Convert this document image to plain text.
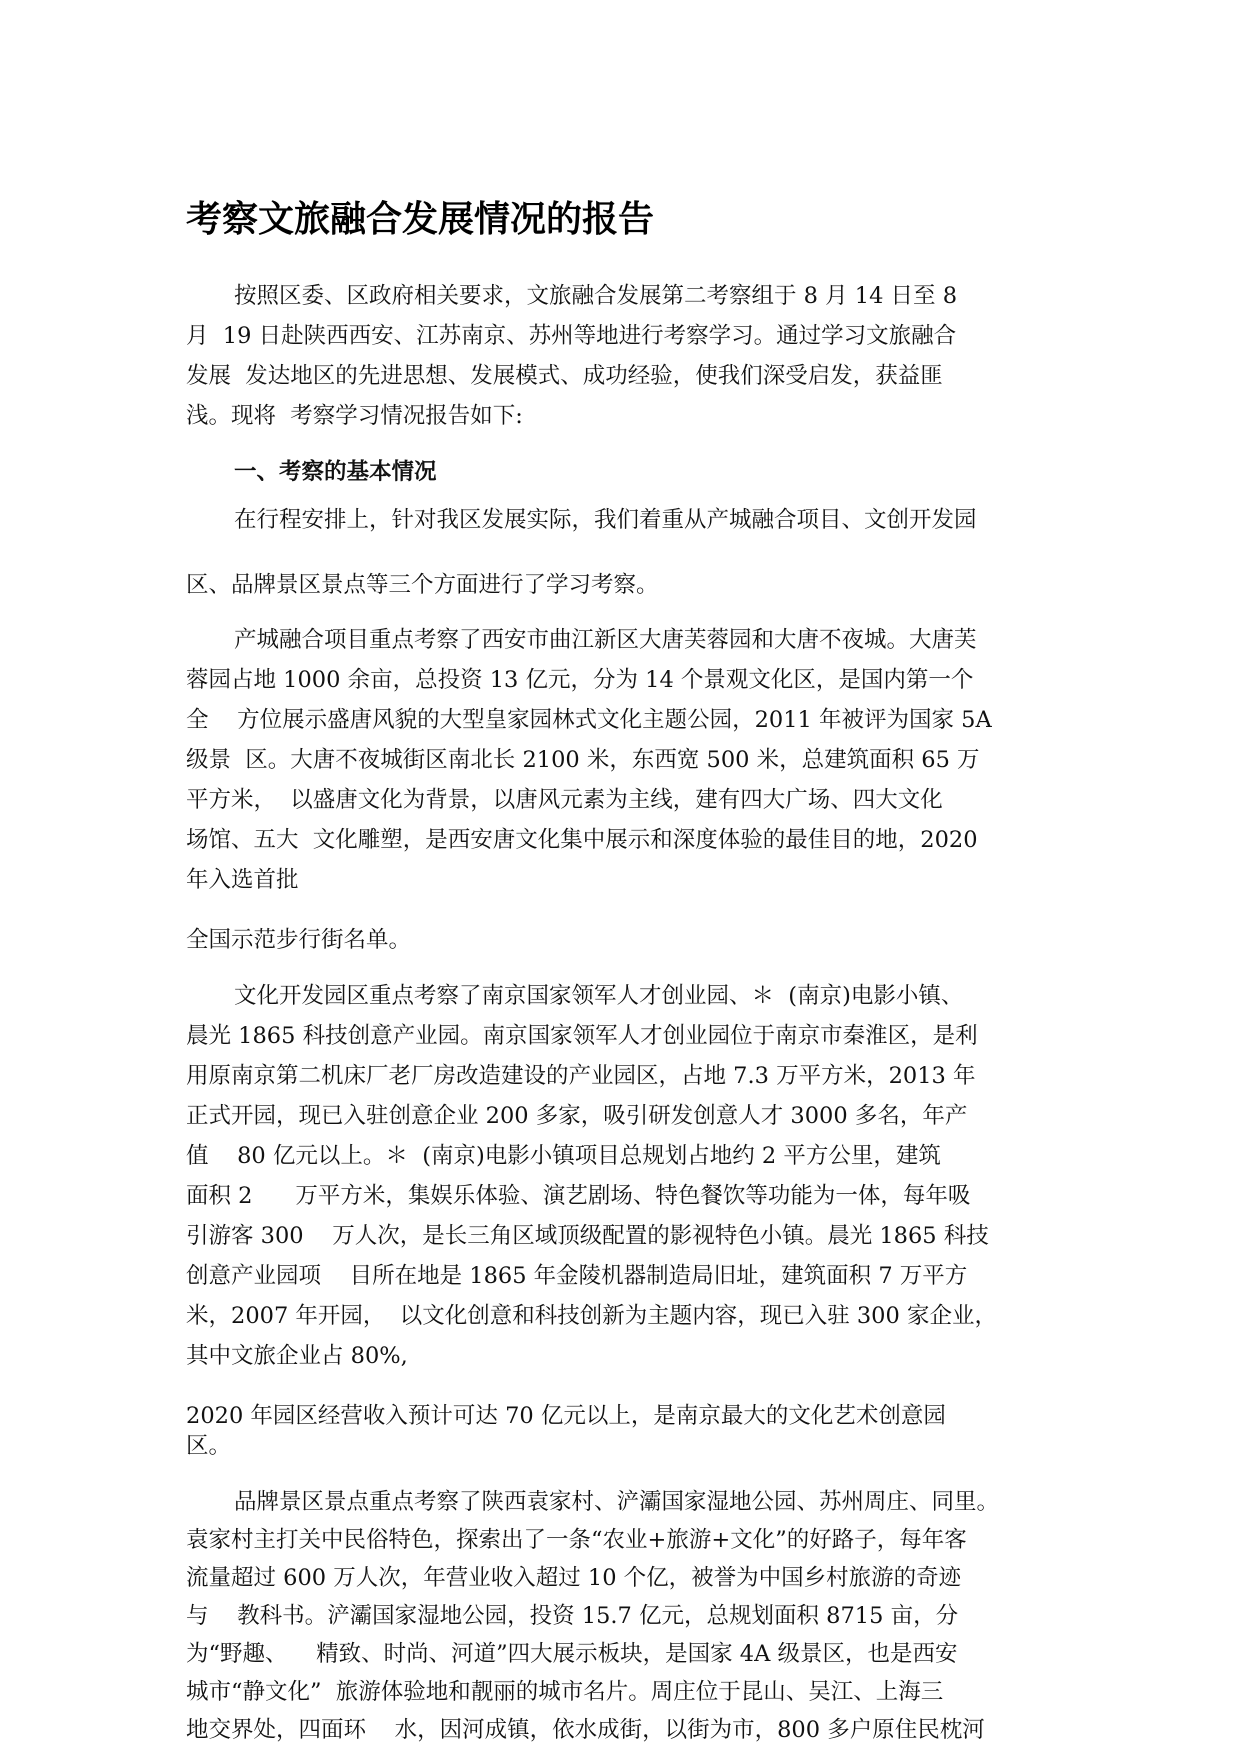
考察文旅融合发展情况的报告
按照区委、区政府相关要求，文旅融合发展第二考察组于 8 月 14 日至 8
月  19 日赴陕西西安、江苏南京、苏州等地进行考察学习。通过学习文旅融合
发展  发达地区的先进思想、发展模式、成功经验，使我们深受启发，获益匪
浅。现将  考察学习情况报告如下:
一、考察的基本情况
在行程安排上，针对我区发展实际，我们着重从产城融合项目、文创开发园
区、品牌景区景点等三个方面进行了学习考察。
产城融合项目重点考察了西安市曲江新区大唐芙蓉园和大唐不夜城。大唐芙
蓉园占地 1000 余亩，总投资 13 亿元，分为 14 个景观文化区，是国内第一个
全    方位展示盛唐风貌的大型皇家园林式文化主题公园，2011 年被评为国家 5A
级景  区。大唐不夜城街区南北长 2100 米，东西宽 500 米，总建筑面积 65 万
平方米，  以盛唐文化为背景，以唐风元素为主线，建有四大广场、四大文化
场馆、五大  文化雕塑，是西安唐文化集中展示和深度体验的最佳目的地，2020
年入选首批
全国示范步行街名单。
文化开发园区重点考察了南京国家领军人才创业园、＊  (南京)电影小镇、
晨光 1865 科技创意产业园。南京国家领军人才创业园位于南京市秦淮区，是利
用原南京第二机床厂老厂房改造建设的产业园区，占地 7.3 万平方米，2013 年
正式开园，现已入驻创意企业 200 多家，吸引研发创意人才 3000 多名，年产
值    80 亿元以上。＊  (南京)电影小镇项目总规划占地约 2 平方公里，建筑
面积 2      万平方米，集娱乐体验、演艺剧场、特色餐饮等功能为一体，每年吸
引游客 300    万人次，是长三角区域顶级配置的影视特色小镇。晨光 1865 科技
创意产业园项    目所在地是 1865 年金陵机器制造局旧址，建筑面积 7 万平方
米，2007 年开园，  以文化创意和科技创新为主题内容，现已入驻 300 家企业，
其中文旅企业占 80%,
2020 年园区经营收入预计可达 70 亿元以上，是南京最大的文化艺术创意园
区。
品牌景区景点重点考察了陕西袁家村、浐灞国家湿地公园、苏州周庄、同里。
袁家村主打关中民俗特色，探索出了一条“农业+旅游+文化”的好路子，每年客
流量超过 600 万人次，年营业收入超过 10 个亿，被誉为中国乡村旅游的奇迹
与    教科书。浐灞国家湿地公园，投资 15.7 亿元，总规划面积 8715 亩，分
为“野趣、    精致、时尚、河道”四大展示板块，是国家 4A 级景区，也是西安
城市“静文化”  旅游体验地和靓丽的城市名片。周庄位于昆山、吴江、上海三
地交界处，四面环    水，因河成镇，依水成街，以街为市，800 多户原住民枕河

▸ Task directions
Check each line of the data above for the string "浐灞国家湿地公园" and report only how many lines have it.

▸ Exercise response
2